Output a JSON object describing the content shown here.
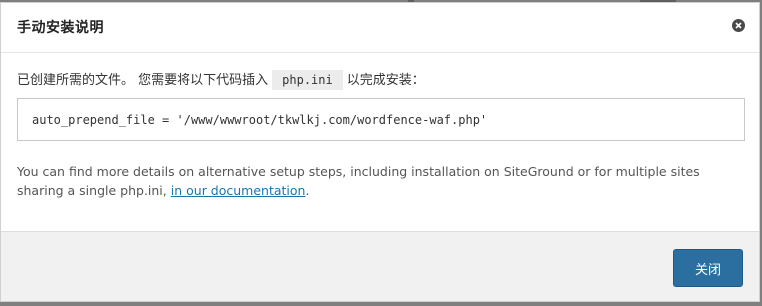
{
  "modal": {
    "title": "手动安装说明",
    "intro_before": "已创建所需的文件。 您需要将以下代码插入",
    "intro_code": "php.ini",
    "intro_after": "以完成安装：",
    "code": "auto_prepend_file = '/www/wwwroot/tkwlkj.com/wordfence-waf.php'",
    "details_text": "You can find more details on alternative setup steps, including installation on SiteGround or for multiple sites sharing a single php.ini,",
    "details_link": "in our documentation",
    "details_end": ".",
    "close_button_label": "关闭"
  },
  "colors": {
    "primary_button": "#2a6fa0",
    "link": "#1a76a8",
    "footer_bg": "#f1f1f1"
  },
  "icons": {
    "close": "close-icon"
  }
}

----

◆ Set exercise
Copy all of the entries verbatim, leaving out any pictures they contain.

◆ Output of the task
Output a JSON object describing the content shown here.
{
  "modal": {
    "title": "手动安装说明",
    "intro_before": "已创建所需的文件。 您需要将以下代码插入",
    "intro_code": "php.ini",
    "intro_after": "以完成安装：",
    "code": "auto_prepend_file = '/www/wwwroot/tkwlkj.com/wordfence-waf.php'",
    "details_text": "You can find more details on alternative setup steps, including installation on SiteGround or for multiple sites sharing a single php.ini,",
    "details_link": "in our documentation",
    "details_end": ".",
    "close_button_label": "关闭"
  },
  "colors": {
    "primary_button": "#2a6fa0",
    "link": "#1a76a8",
    "footer_bg": "#f1f1f1"
  },
  "icons": {
    "close": "close-icon"
  }
}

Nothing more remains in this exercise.